[Stated exercise]: Report how many lines of the data contain the string "icon", matching case exactly. Give only the number.

## begin

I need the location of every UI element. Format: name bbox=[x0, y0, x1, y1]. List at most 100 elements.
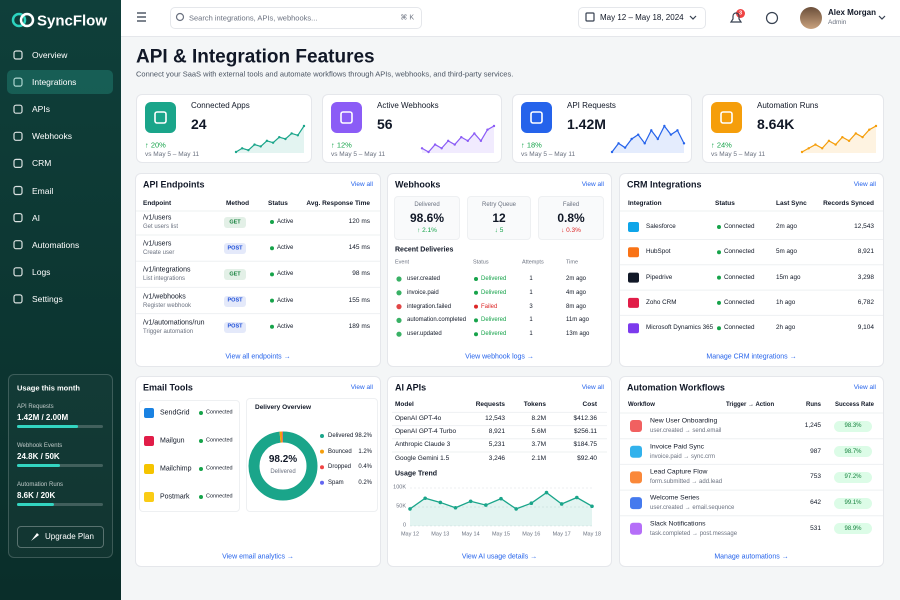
stat-value: 98.6% bbox=[409, 211, 445, 225]
subsection-title: Recent Deliveries bbox=[395, 246, 454, 254]
kpi-label: Active Webhooks bbox=[377, 101, 439, 110]
donut-center-value: 98.2% bbox=[268, 454, 298, 465]
nav-item[interactable]: Overview bbox=[32, 49, 68, 60]
view-all-link[interactable]: View all bbox=[581, 180, 604, 188]
panel-footer-link[interactable]: View email analytics → bbox=[222, 553, 294, 561]
table-cell: OpenAI GPT-4o bbox=[395, 414, 442, 422]
view-all-link[interactable]: View all bbox=[853, 180, 876, 188]
kpi-icon bbox=[711, 102, 742, 133]
x-tick-label: May 17 bbox=[552, 531, 571, 538]
records: 3,298 bbox=[857, 273, 874, 281]
legend-value: 0.2% bbox=[358, 479, 372, 486]
method-badge bbox=[224, 269, 246, 281]
crm-name: Zoho CRM bbox=[646, 298, 677, 306]
table-cell: $412.36 bbox=[573, 414, 598, 422]
donut-center-label: Delivered bbox=[270, 469, 296, 475]
stat-label: Delivered bbox=[414, 202, 440, 208]
usage-box bbox=[8, 374, 113, 558]
panel-footer-link[interactable]: View AI usage details → bbox=[461, 553, 538, 561]
workflow-trigger: invoice.paid → sync.crm bbox=[650, 453, 716, 460]
nav-item[interactable]: Integrations bbox=[32, 76, 77, 87]
column-header: Status bbox=[715, 199, 735, 207]
column-header: Trigger → Action bbox=[726, 402, 775, 408]
endpoint-desc: Register webhook bbox=[143, 302, 192, 309]
endpoint-path: /v1/webhooks bbox=[143, 293, 186, 301]
workflow-trigger: task.completed → post.message bbox=[650, 530, 738, 537]
panel-card bbox=[135, 173, 381, 367]
workflow-runs: 987 bbox=[810, 447, 821, 455]
view-all-link[interactable]: View all bbox=[853, 383, 876, 391]
records: 12,543 bbox=[854, 222, 874, 230]
response-time: 98 ms bbox=[352, 270, 370, 278]
attempts: 1 bbox=[529, 276, 533, 282]
nav-item[interactable]: APIs bbox=[32, 103, 50, 114]
status: Active bbox=[277, 323, 294, 330]
panel-footer-link[interactable]: Manage automations → bbox=[714, 553, 789, 561]
crm-status: Connected bbox=[724, 298, 755, 306]
kpi-value: 8.64K bbox=[757, 116, 795, 132]
avatar[interactable] bbox=[800, 7, 822, 29]
table-cell: 5,231 bbox=[488, 441, 505, 449]
last-sync: 5m ago bbox=[776, 248, 798, 256]
table-cell: 5.6M bbox=[531, 427, 546, 435]
records: 9,104 bbox=[857, 323, 874, 331]
kpi-value: 1.42M bbox=[567, 116, 606, 132]
kpi-change: ↑ 12% bbox=[331, 140, 352, 150]
panel-card bbox=[387, 376, 612, 567]
legend-value: 1.2% bbox=[358, 448, 372, 455]
endpoint-desc: List integrations bbox=[143, 276, 186, 283]
usage-title: Usage this month bbox=[17, 383, 80, 393]
view-all-link[interactable]: View all bbox=[350, 383, 373, 391]
nav-item[interactable]: AI bbox=[32, 212, 41, 223]
workflow-runs: 642 bbox=[810, 498, 821, 506]
subsection-title: Delivery Overview bbox=[255, 403, 312, 411]
nav-item[interactable]: Email bbox=[32, 185, 54, 196]
workflow-name: Lead Capture Flow bbox=[650, 468, 708, 476]
workflow-trigger: user.created → send.email bbox=[650, 428, 722, 434]
success-rate: 98.7% bbox=[844, 448, 862, 455]
date-picker[interactable] bbox=[578, 7, 706, 29]
kpi-icon bbox=[521, 102, 552, 133]
upgrade-button[interactable] bbox=[17, 526, 104, 548]
method-badge bbox=[224, 217, 246, 228]
nav-item[interactable]: Automations bbox=[32, 239, 80, 250]
view-all-link[interactable]: View all bbox=[581, 383, 604, 391]
usage-value: 24.8K / 50K bbox=[17, 452, 60, 461]
last-sync: 2m ago bbox=[776, 222, 798, 230]
panel-title: AI APIs bbox=[395, 382, 427, 393]
crm-status: Connected bbox=[724, 273, 755, 281]
view-all-link[interactable]: View all bbox=[350, 180, 373, 188]
crm-name: Salesforce bbox=[646, 222, 676, 230]
stat-change: ↑ 2.1% bbox=[417, 226, 437, 234]
nav-item[interactable]: Logs bbox=[32, 266, 51, 277]
records: 8,921 bbox=[857, 248, 874, 256]
nav-item[interactable]: Settings bbox=[32, 293, 63, 304]
panel-footer-link[interactable]: Manage CRM integrations → bbox=[706, 353, 797, 361]
stat-value: 0.8% bbox=[557, 211, 585, 225]
upgrade-text[interactable]: Upgrade Plan bbox=[45, 532, 94, 541]
status: Active bbox=[277, 245, 294, 252]
search-box[interactable] bbox=[170, 7, 422, 29]
nav-item[interactable]: Webhooks bbox=[32, 131, 73, 142]
column-header: Attempts bbox=[522, 259, 544, 266]
column-header: Status bbox=[268, 199, 288, 207]
table-cell: 8.2M bbox=[531, 414, 546, 422]
rate-badge bbox=[834, 497, 872, 509]
nav-item[interactable]: CRM bbox=[32, 158, 52, 169]
panel-footer-link[interactable]: View all endpoints → bbox=[225, 353, 291, 361]
y-tick-label: 100K bbox=[393, 484, 406, 491]
table-cell: $184.75 bbox=[573, 441, 598, 449]
column-header: Last Sync bbox=[776, 199, 807, 207]
rate-badge bbox=[834, 420, 872, 432]
status: Active bbox=[277, 297, 294, 304]
table-cell: $256.11 bbox=[573, 427, 597, 435]
x-tick-label: May 18 bbox=[582, 531, 602, 538]
stat-change: ↓ 0.3% bbox=[561, 226, 581, 234]
x-tick-label: May 15 bbox=[491, 531, 511, 538]
kpi-label: Automation Runs bbox=[757, 101, 819, 110]
rate-badge bbox=[834, 446, 872, 458]
kpi-compare: vs May 5 – May 11 bbox=[711, 150, 766, 158]
search-placeholder: Search integrations, APIs, webhooks... bbox=[189, 13, 318, 23]
delivery-time: 4m ago bbox=[566, 289, 587, 296]
panel-footer-link[interactable]: View webhook logs → bbox=[465, 353, 534, 361]
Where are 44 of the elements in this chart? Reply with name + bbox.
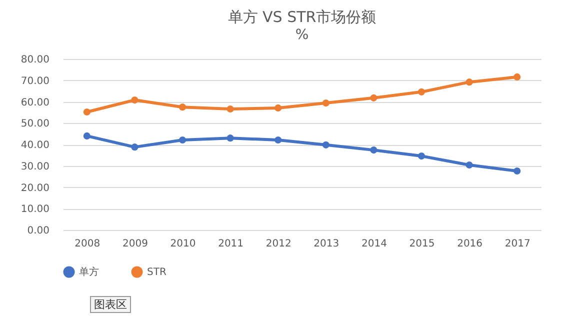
x-tick-label: 2010	[170, 238, 196, 250]
y-tick-label: 0.00	[27, 226, 50, 236]
point	[226, 134, 234, 142]
point	[274, 104, 282, 112]
point	[178, 104, 186, 111]
y-tick-label: 20.00	[20, 182, 50, 194]
y-tick-label: 30.00	[20, 161, 50, 172]
y-tick-label: 40.00	[20, 140, 50, 151]
x-tick-label: 2012	[266, 238, 292, 250]
chart-subtitle: %	[295, 27, 309, 43]
point	[466, 161, 473, 169]
point	[322, 141, 330, 148]
point	[418, 88, 426, 96]
x-tick-label: 2013	[314, 238, 340, 250]
y-tick-label: 70.00	[20, 76, 50, 87]
y-tick-label: 60.00	[20, 97, 50, 108]
x-tick-label: 2014	[361, 238, 387, 250]
x-tick-label: 2015	[409, 238, 435, 250]
point	[131, 96, 138, 104]
point	[83, 132, 90, 140]
point	[514, 73, 521, 80]
point	[131, 144, 138, 151]
y-tick-label: 80.00	[20, 54, 50, 66]
point	[274, 136, 282, 144]
legend-label: 单方	[79, 266, 99, 278]
chart-title: 单方 VS STR市场份额	[228, 8, 376, 26]
point	[514, 167, 521, 175]
x-tick-label: 2008	[74, 238, 100, 250]
point	[226, 105, 234, 113]
x-tick-label: 2009	[122, 238, 148, 250]
x-tick-label: 2017	[504, 238, 530, 250]
point	[178, 136, 186, 144]
text: 图表区	[90, 296, 131, 313]
point	[370, 94, 378, 102]
point	[322, 100, 330, 107]
x-tick-label: 2016	[457, 238, 483, 250]
point	[370, 146, 378, 154]
legend-label: STR	[147, 267, 166, 278]
x-tick-label: 2011	[218, 238, 244, 250]
point	[466, 78, 473, 86]
y-tick-label: 50.00	[20, 118, 50, 130]
y-tick-label: 10.00	[20, 204, 50, 216]
point	[83, 108, 90, 116]
point	[418, 152, 426, 160]
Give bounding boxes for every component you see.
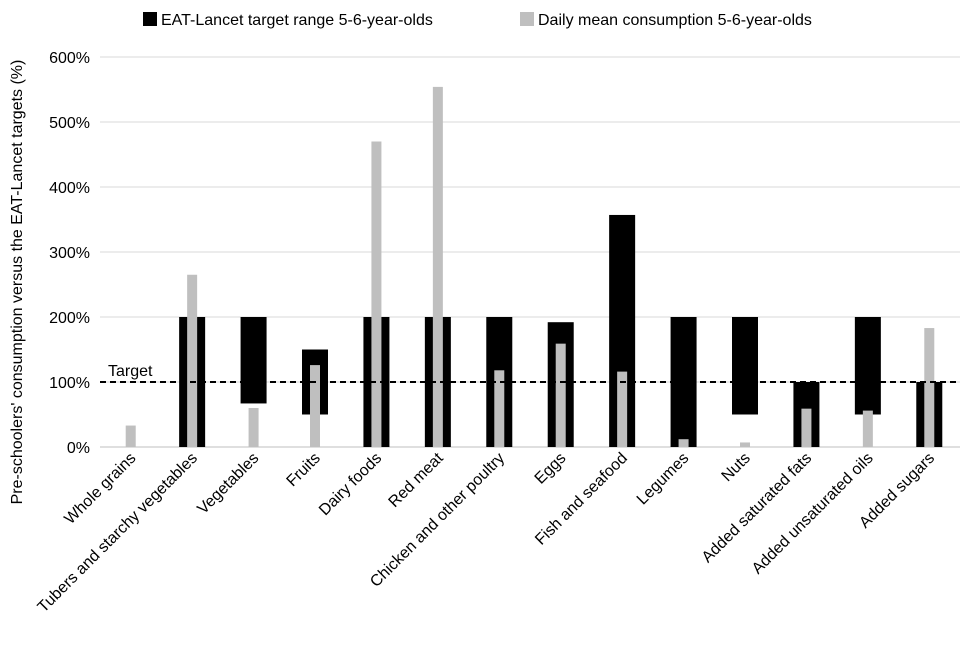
consumption-bar [555, 343, 566, 447]
y-tick-label: 500% [49, 115, 90, 132]
consumption-bar [371, 141, 382, 447]
consumption-bar [801, 408, 812, 447]
consumption-bar [310, 365, 320, 447]
y-tick-label: 300% [49, 245, 90, 262]
x-category-label: Dairy foods [316, 450, 385, 519]
y-tick-label: 100% [49, 375, 90, 392]
gridlines [100, 56, 960, 448]
legend-label: EAT-Lancet target range 5-6-year-olds [161, 12, 433, 29]
x-category-label: Red meat [386, 449, 447, 510]
y-tick-label: 200% [49, 310, 90, 327]
consumption-bar [862, 410, 873, 447]
consumption-bar [248, 408, 259, 447]
consumption-bar [617, 371, 628, 447]
x-category-label: Added unsaturated oils [749, 450, 877, 578]
legend-swatch [143, 12, 157, 26]
x-category-label: Added saturated fats [699, 450, 815, 566]
y-tick-label: 400% [49, 180, 90, 197]
consumption-bar [740, 442, 750, 447]
y-tick-label: 0% [67, 440, 90, 457]
target-line-label: Target [108, 363, 153, 380]
consumption-bar [432, 86, 443, 448]
target-range-bar [732, 317, 758, 415]
x-category-label: Chicken and other poultry [367, 450, 508, 591]
x-category-label: Eggs [532, 450, 570, 488]
target-range-bar [854, 317, 881, 415]
consumption-bar [678, 439, 689, 447]
y-tick-label: 600% [49, 50, 90, 67]
x-category-label: Nuts [719, 450, 754, 485]
x-category-label: Legumes [634, 450, 693, 509]
y-axis-ticks: 0% 100% 200% 300% 400% 500% 600% [49, 50, 90, 457]
legend-swatch [520, 12, 534, 26]
bars [125, 86, 943, 448]
y-axis-label: Pre-schoolers' consumption versus the EA… [9, 60, 26, 505]
consumption-bar [125, 425, 136, 447]
consumption-bar [494, 370, 505, 447]
x-category-label: Vegetables [194, 450, 262, 518]
legend-label: Daily mean consumption 5-6-year-olds [538, 12, 812, 29]
target-reference: Target [100, 363, 960, 383]
consumption-bar [924, 328, 935, 447]
legend: EAT-Lancet target range 5-6-year-olds Dai… [143, 12, 812, 29]
target-range-bar [240, 317, 267, 404]
x-category-label: Fruits [284, 450, 324, 490]
consumption-bar [187, 274, 198, 447]
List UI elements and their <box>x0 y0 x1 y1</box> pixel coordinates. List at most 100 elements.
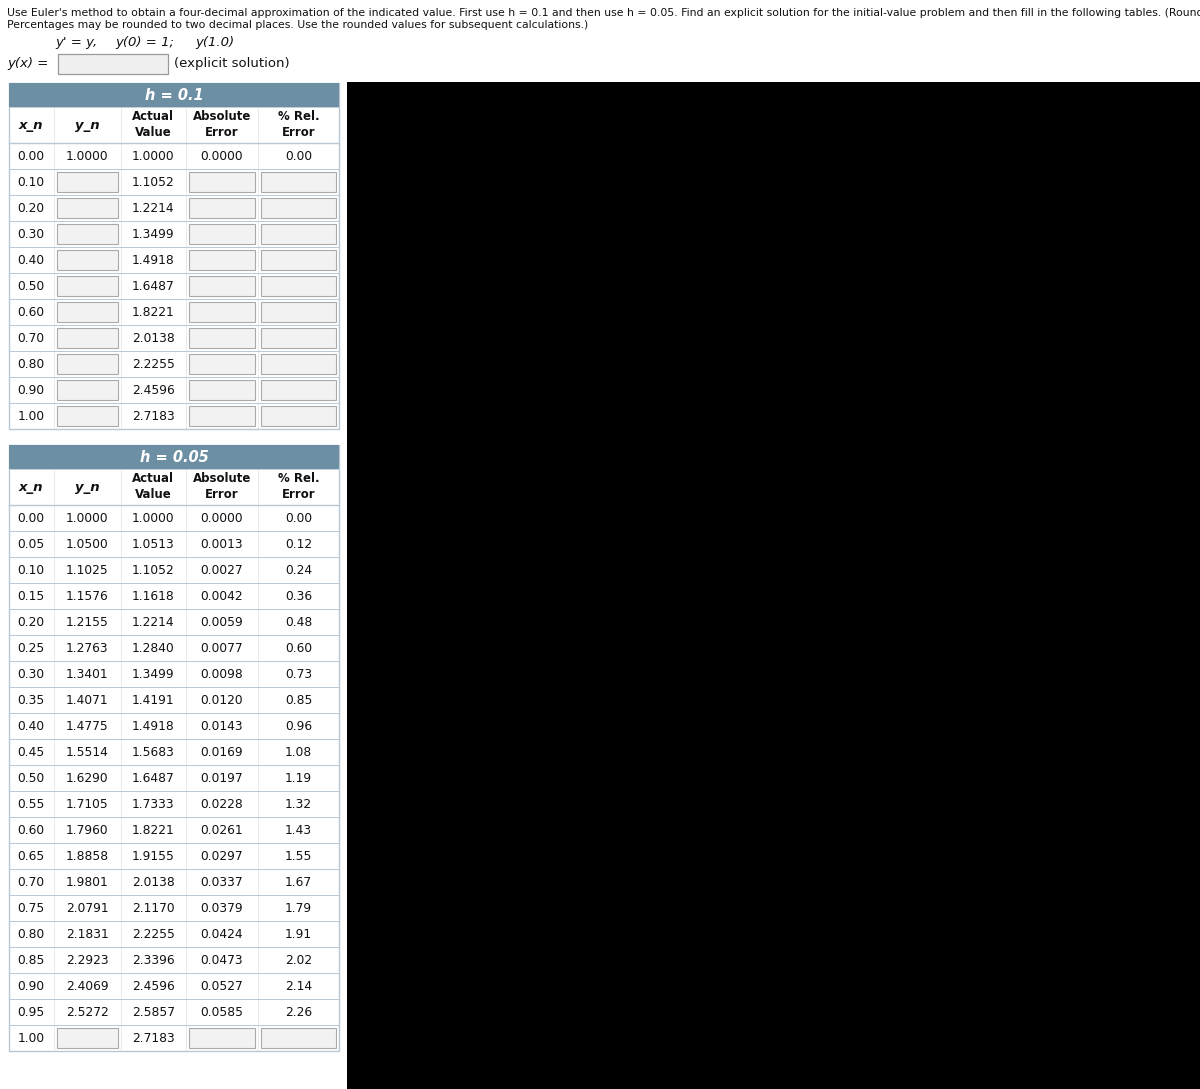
FancyBboxPatch shape <box>188 302 256 322</box>
Text: 1.4918: 1.4918 <box>132 720 175 733</box>
Text: 0.80: 0.80 <box>18 357 44 370</box>
FancyBboxPatch shape <box>56 172 118 192</box>
FancyBboxPatch shape <box>188 172 256 192</box>
Text: 0.0042: 0.0042 <box>200 589 244 602</box>
Text: 1.2214: 1.2214 <box>132 615 175 628</box>
Text: 1.3499: 1.3499 <box>132 228 175 241</box>
FancyBboxPatch shape <box>56 328 118 348</box>
Text: 1.79: 1.79 <box>286 902 312 915</box>
Text: 1.6290: 1.6290 <box>66 771 109 784</box>
Text: 1.8858: 1.8858 <box>66 849 109 862</box>
Text: 1.55: 1.55 <box>284 849 312 862</box>
Text: 1.08: 1.08 <box>284 746 312 759</box>
Text: 0.90: 0.90 <box>18 383 44 396</box>
Text: Error: Error <box>282 489 316 502</box>
Text: 0.0077: 0.0077 <box>200 641 244 654</box>
Text: 1.4191: 1.4191 <box>132 694 175 707</box>
Text: 1.2763: 1.2763 <box>66 641 109 654</box>
Text: 0.70: 0.70 <box>18 876 44 889</box>
Text: 0.0143: 0.0143 <box>200 720 244 733</box>
Text: 0.60: 0.60 <box>286 641 312 654</box>
Text: 0.70: 0.70 <box>18 331 44 344</box>
Text: 0.0027: 0.0027 <box>200 563 244 576</box>
Text: 0.96: 0.96 <box>286 720 312 733</box>
Text: 0.00: 0.00 <box>286 512 312 525</box>
FancyBboxPatch shape <box>262 354 336 374</box>
Text: 0.0059: 0.0059 <box>200 615 244 628</box>
Text: 1.4918: 1.4918 <box>132 254 175 267</box>
Text: 1.0000: 1.0000 <box>66 512 109 525</box>
Text: 0.00: 0.00 <box>18 149 44 162</box>
Text: 2.2255: 2.2255 <box>132 928 175 941</box>
Text: 0.0261: 0.0261 <box>200 823 244 836</box>
FancyBboxPatch shape <box>188 198 256 218</box>
FancyBboxPatch shape <box>56 302 118 322</box>
Text: 0.0424: 0.0424 <box>200 928 244 941</box>
Text: 1.00: 1.00 <box>18 409 44 423</box>
Text: 2.1170: 2.1170 <box>132 902 175 915</box>
FancyBboxPatch shape <box>56 224 118 244</box>
Text: 0.73: 0.73 <box>286 668 312 681</box>
Text: 2.14: 2.14 <box>286 979 312 992</box>
FancyBboxPatch shape <box>262 276 336 296</box>
Text: 1.2214: 1.2214 <box>132 201 175 215</box>
FancyBboxPatch shape <box>56 380 118 400</box>
FancyBboxPatch shape <box>262 380 336 400</box>
Text: Absolute: Absolute <box>193 473 251 486</box>
Text: 0.50: 0.50 <box>18 280 44 293</box>
Text: y_n: y_n <box>76 480 100 493</box>
Text: 2.7183: 2.7183 <box>132 409 175 423</box>
FancyBboxPatch shape <box>58 54 168 74</box>
Text: 0.0297: 0.0297 <box>200 849 244 862</box>
Text: 0.85: 0.85 <box>18 954 44 967</box>
FancyBboxPatch shape <box>188 328 256 348</box>
Text: 1.67: 1.67 <box>286 876 312 889</box>
Text: 0.0098: 0.0098 <box>200 668 244 681</box>
Text: 0.48: 0.48 <box>284 615 312 628</box>
Text: 0.0473: 0.0473 <box>200 954 244 967</box>
Text: 0.10: 0.10 <box>18 563 44 576</box>
Text: 0.0169: 0.0169 <box>200 746 244 759</box>
Text: y(0) = 1;: y(0) = 1; <box>115 36 174 49</box>
Text: 2.0791: 2.0791 <box>66 902 109 915</box>
Text: 1.0000: 1.0000 <box>66 149 109 162</box>
Text: 1.2155: 1.2155 <box>66 615 109 628</box>
Text: 0.15: 0.15 <box>18 589 44 602</box>
Text: 1.1052: 1.1052 <box>132 563 175 576</box>
Text: 0.0228: 0.0228 <box>200 797 244 810</box>
Text: 0.65: 0.65 <box>18 849 44 862</box>
FancyBboxPatch shape <box>10 445 340 1051</box>
FancyBboxPatch shape <box>188 276 256 296</box>
Text: h = 0.05: h = 0.05 <box>139 450 209 465</box>
Text: 1.91: 1.91 <box>286 928 312 941</box>
Text: 0.60: 0.60 <box>18 823 44 836</box>
FancyBboxPatch shape <box>262 302 336 322</box>
Text: 2.5272: 2.5272 <box>66 1005 109 1018</box>
Text: (explicit solution): (explicit solution) <box>174 57 289 70</box>
Text: 0.00: 0.00 <box>18 512 44 525</box>
FancyBboxPatch shape <box>188 354 256 374</box>
Text: 1.8221: 1.8221 <box>132 306 175 318</box>
Text: 0.0197: 0.0197 <box>200 771 244 784</box>
Text: y(x) =: y(x) = <box>7 57 48 70</box>
Text: 2.2255: 2.2255 <box>132 357 175 370</box>
FancyBboxPatch shape <box>10 445 340 469</box>
Text: 0.85: 0.85 <box>284 694 312 707</box>
Text: 1.43: 1.43 <box>286 823 312 836</box>
FancyBboxPatch shape <box>56 1028 118 1048</box>
Text: 1.0500: 1.0500 <box>66 538 109 551</box>
Text: x_n: x_n <box>19 119 43 132</box>
Text: 1.4775: 1.4775 <box>66 720 109 733</box>
Text: 2.4069: 2.4069 <box>66 979 109 992</box>
Text: y_n: y_n <box>76 119 100 132</box>
Text: 1.7105: 1.7105 <box>66 797 109 810</box>
Text: 1.0000: 1.0000 <box>132 149 175 162</box>
Text: 0.0585: 0.0585 <box>200 1005 244 1018</box>
FancyBboxPatch shape <box>188 406 256 426</box>
Text: 1.0513: 1.0513 <box>132 538 175 551</box>
FancyBboxPatch shape <box>56 250 118 270</box>
FancyBboxPatch shape <box>347 82 1200 1089</box>
FancyBboxPatch shape <box>56 276 118 296</box>
Text: Value: Value <box>134 489 172 502</box>
FancyBboxPatch shape <box>188 250 256 270</box>
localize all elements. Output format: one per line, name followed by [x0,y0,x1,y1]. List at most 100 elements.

## end

[Response to the exercise]: 2